RECORDS FOR THIS TASK:
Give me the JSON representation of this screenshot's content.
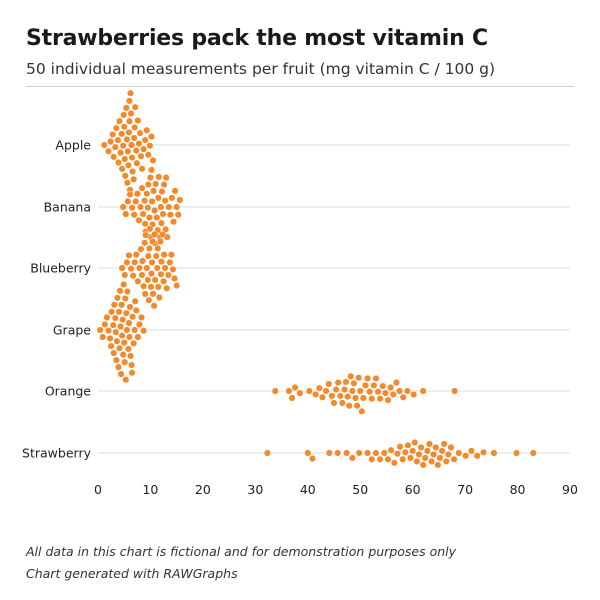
{
  "header": {
    "title": "Strawberries pack the most vitamin C",
    "subtitle": "50 individual measurements per fruit (mg vitamin C / 100 g)"
  },
  "footer": {
    "note": "All data in this chart is fictional and for demonstration purposes only",
    "credit": "Chart generated with RAWGraphs"
  },
  "chart_data": {
    "type": "scatter",
    "subtype": "beeswarm",
    "xlim": [
      0,
      90
    ],
    "xticks": [
      0,
      10,
      20,
      30,
      40,
      50,
      60,
      70,
      80,
      90
    ],
    "grid": true,
    "point_color": "#f08a2d",
    "categories": [
      "Apple",
      "Banana",
      "Blueberry",
      "Grape",
      "Orange",
      "Strawberry"
    ],
    "series": [
      {
        "name": "Apple",
        "values": [
          1.2,
          2.0,
          2.4,
          2.8,
          3.0,
          3.3,
          3.5,
          3.8,
          3.9,
          4.1,
          4.3,
          4.5,
          4.6,
          4.8,
          4.9,
          5.0,
          5.1,
          5.2,
          5.4,
          5.5,
          5.6,
          5.7,
          5.8,
          5.9,
          6.0,
          6.0,
          6.1,
          6.2,
          6.3,
          6.4,
          6.5,
          6.6,
          6.8,
          6.9,
          7.0,
          7.1,
          7.3,
          7.4,
          7.6,
          7.8,
          8.0,
          8.2,
          8.4,
          8.7,
          9.0,
          9.3,
          9.6,
          9.9,
          10.2,
          10.5
        ]
      },
      {
        "name": "Banana",
        "values": [
          4.8,
          5.3,
          5.7,
          6.1,
          6.5,
          6.9,
          7.2,
          7.5,
          7.8,
          8.1,
          8.4,
          8.6,
          8.9,
          9.1,
          9.3,
          9.6,
          9.8,
          10.0,
          10.2,
          10.4,
          10.6,
          10.8,
          11.0,
          11.2,
          11.4,
          11.6,
          11.8,
          12.0,
          12.2,
          12.4,
          12.6,
          12.8,
          13.0,
          13.2,
          13.5,
          13.8,
          14.1,
          14.4,
          14.7,
          15.0,
          15.3,
          15.6,
          9.0,
          9.5,
          10.3,
          10.9,
          11.5,
          12.1,
          12.9,
          10.1
        ]
      },
      {
        "name": "Blueberry",
        "values": [
          4.6,
          5.1,
          5.5,
          5.9,
          6.3,
          6.7,
          7.0,
          7.3,
          7.6,
          7.9,
          8.2,
          8.4,
          8.7,
          8.9,
          9.1,
          9.3,
          9.5,
          9.7,
          9.9,
          10.1,
          10.3,
          10.5,
          10.7,
          10.9,
          11.1,
          11.3,
          11.5,
          11.7,
          11.9,
          12.1,
          12.3,
          12.5,
          12.8,
          13.1,
          13.4,
          13.7,
          14.0,
          14.3,
          14.6,
          15.0,
          8.5,
          9.0,
          9.6,
          10.2,
          10.8,
          11.4,
          12.0,
          12.6,
          9.8,
          10.4
        ]
      },
      {
        "name": "Grape",
        "values": [
          0.4,
          0.9,
          1.3,
          1.7,
          2.0,
          2.3,
          2.6,
          2.9,
          3.1,
          3.3,
          3.5,
          3.7,
          3.9,
          4.1,
          4.3,
          4.5,
          4.6,
          4.8,
          5.0,
          5.2,
          5.4,
          5.6,
          5.8,
          6.0,
          6.2,
          6.4,
          6.6,
          6.8,
          7.0,
          7.3,
          7.6,
          7.9,
          8.3,
          8.7,
          3.0,
          3.6,
          4.2,
          4.7,
          5.3,
          5.9,
          6.5,
          2.5,
          3.4,
          4.0,
          4.9,
          5.5,
          6.1,
          7.1,
          4.4,
          5.1
        ]
      },
      {
        "name": "Orange",
        "values": [
          33.8,
          36.4,
          37.0,
          37.6,
          38.5,
          40.3,
          41.5,
          42.2,
          42.8,
          43.5,
          44.0,
          44.6,
          45.0,
          45.4,
          45.8,
          46.2,
          46.6,
          47.0,
          47.3,
          47.6,
          47.9,
          48.2,
          48.5,
          48.8,
          49.1,
          49.4,
          49.7,
          50.0,
          50.3,
          50.6,
          51.0,
          51.4,
          51.8,
          52.2,
          52.6,
          53.0,
          53.4,
          53.8,
          54.3,
          54.8,
          55.3,
          55.8,
          56.3,
          56.9,
          57.5,
          58.2,
          59.0,
          60.2,
          62.0,
          68.0
        ]
      },
      {
        "name": "Strawberry",
        "values": [
          32.3,
          40.0,
          40.9,
          44.1,
          45.7,
          47.4,
          48.5,
          49.8,
          51.4,
          52.2,
          53.0,
          53.8,
          54.6,
          55.3,
          55.9,
          56.5,
          57.1,
          57.6,
          58.1,
          58.6,
          59.1,
          59.6,
          60.0,
          60.4,
          60.8,
          61.2,
          61.6,
          62.0,
          62.4,
          62.8,
          63.2,
          63.6,
          64.0,
          64.4,
          64.8,
          65.2,
          65.6,
          66.0,
          66.4,
          66.8,
          67.3,
          67.9,
          68.8,
          70.1,
          71.2,
          72.3,
          73.5,
          75.5,
          79.8,
          83.0
        ]
      }
    ]
  }
}
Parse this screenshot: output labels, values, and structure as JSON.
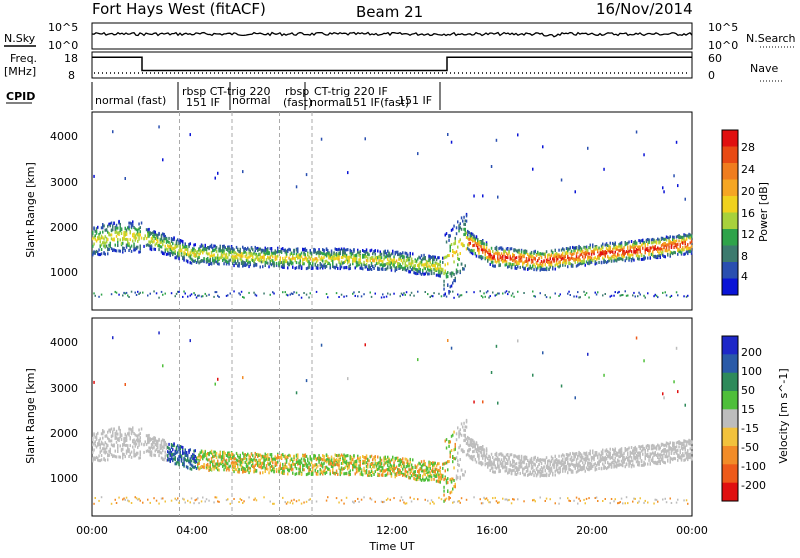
{
  "header": {
    "radar": "Fort Hays West (fitACF)",
    "beam": "Beam 21",
    "date": "16/Nov/2014"
  },
  "noise_panel": {
    "left_label": "N.Sky",
    "right_label": "N.Search",
    "left_ticks": [
      "10^5",
      "10^0"
    ],
    "right_ticks": [
      "10^5",
      "10^0"
    ]
  },
  "freq_panel": {
    "left_label_1": "Freq.",
    "left_label_2": "[MHz]",
    "left_ticks": [
      "18",
      "8"
    ],
    "right_label": "Nave",
    "right_ticks": [
      "60",
      "0"
    ]
  },
  "cpid_panel": {
    "label": "CPID",
    "segments": [
      {
        "text": "normal (fast)"
      },
      {
        "text": "rbsp CT-trig 220"
      },
      {
        "text": "151 IF"
      },
      {
        "text": "normal"
      },
      {
        "text": "rbsp"
      },
      {
        "text": "(fast)"
      },
      {
        "text": "CT-trig 220 IF"
      },
      {
        "text": "normal"
      },
      {
        "text": "151 IF(fast)"
      },
      {
        "text": "151 IF"
      }
    ]
  },
  "power_panel": {
    "ylabel": "Slant Range [km]",
    "yticks": [
      "1000",
      "2000",
      "3000",
      "4000"
    ],
    "colorbar_label": "Power [dB]",
    "colorbar_ticks": [
      "4",
      "8",
      "12",
      "16",
      "20",
      "24",
      "28"
    ],
    "colors": [
      "#0a14d6",
      "#2a4fb0",
      "#3c7a6e",
      "#2fa34a",
      "#a8d23c",
      "#f0d21e",
      "#f5a623",
      "#f07d1e",
      "#e84a14",
      "#e01010"
    ]
  },
  "velocity_panel": {
    "ylabel": "Slant Range [km]",
    "yticks": [
      "1000",
      "2000",
      "3000",
      "4000"
    ],
    "colorbar_label": "Velocity [m s^-1]",
    "colorbar_ticks": [
      "200",
      "100",
      "50",
      "15",
      "-15",
      "-50",
      "-100",
      "-200"
    ],
    "colors": [
      "#1e28c8",
      "#2a5aa8",
      "#2e8a5a",
      "#4fbf3a",
      "#bdbdbd",
      "#f2c23c",
      "#f28c28",
      "#ee5a1a",
      "#e01010"
    ]
  },
  "xaxis": {
    "label": "Time UT",
    "ticks": [
      "00:00",
      "04:00",
      "08:00",
      "12:00",
      "16:00",
      "20:00",
      "00:00"
    ]
  },
  "chart_data": {
    "type": "heatmap",
    "title": "Fort Hays West (fitACF)  Beam 21  16/Nov/2014",
    "xlabel": "Time UT",
    "ylabel": "Slant Range [km]",
    "xlim": [
      0,
      24
    ],
    "ylim": [
      0,
      4500
    ],
    "freq_range_mhz": [
      8,
      18
    ],
    "nave_range": [
      0,
      60
    ],
    "power_range_db": [
      0,
      30
    ],
    "velocity_range_ms": [
      -200,
      200
    ],
    "freq_mhz_by_hour": [
      {
        "t": 0,
        "freq": 16.5
      },
      {
        "t": 2,
        "freq": 16.5
      },
      {
        "t": 2,
        "freq": 10.5
      },
      {
        "t": 14.2,
        "freq": 10.5
      },
      {
        "t": 14.2,
        "freq": 16.5
      },
      {
        "t": 24,
        "freq": 16.5
      }
    ],
    "cpid_boundaries_hour": [
      3.5,
      5.6,
      7.5,
      8.8
    ],
    "scatter_band_center_km": [
      {
        "t": 0.0,
        "r": 1600
      },
      {
        "t": 1.0,
        "r": 1700
      },
      {
        "t": 2.0,
        "r": 1700
      },
      {
        "t": 3.0,
        "r": 1500
      },
      {
        "t": 4.0,
        "r": 1300
      },
      {
        "t": 6.0,
        "r": 1250
      },
      {
        "t": 8.0,
        "r": 1200
      },
      {
        "t": 10.0,
        "r": 1200
      },
      {
        "t": 12.0,
        "r": 1150
      },
      {
        "t": 14.0,
        "r": 1000
      },
      {
        "t": 15.0,
        "r": 1600
      },
      {
        "t": 16.0,
        "r": 1250
      },
      {
        "t": 18.0,
        "r": 1150
      },
      {
        "t": 20.0,
        "r": 1300
      },
      {
        "t": 22.0,
        "r": 1400
      },
      {
        "t": 24.0,
        "r": 1550
      }
    ]
  }
}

WORK TO DO:
Using the data above, copy each line that contains "screenshot".

RESPONSE BELOW:
Give me the JSON representation of this screenshot's content.
Parse this screenshot: output labels, values, and structure as JSON.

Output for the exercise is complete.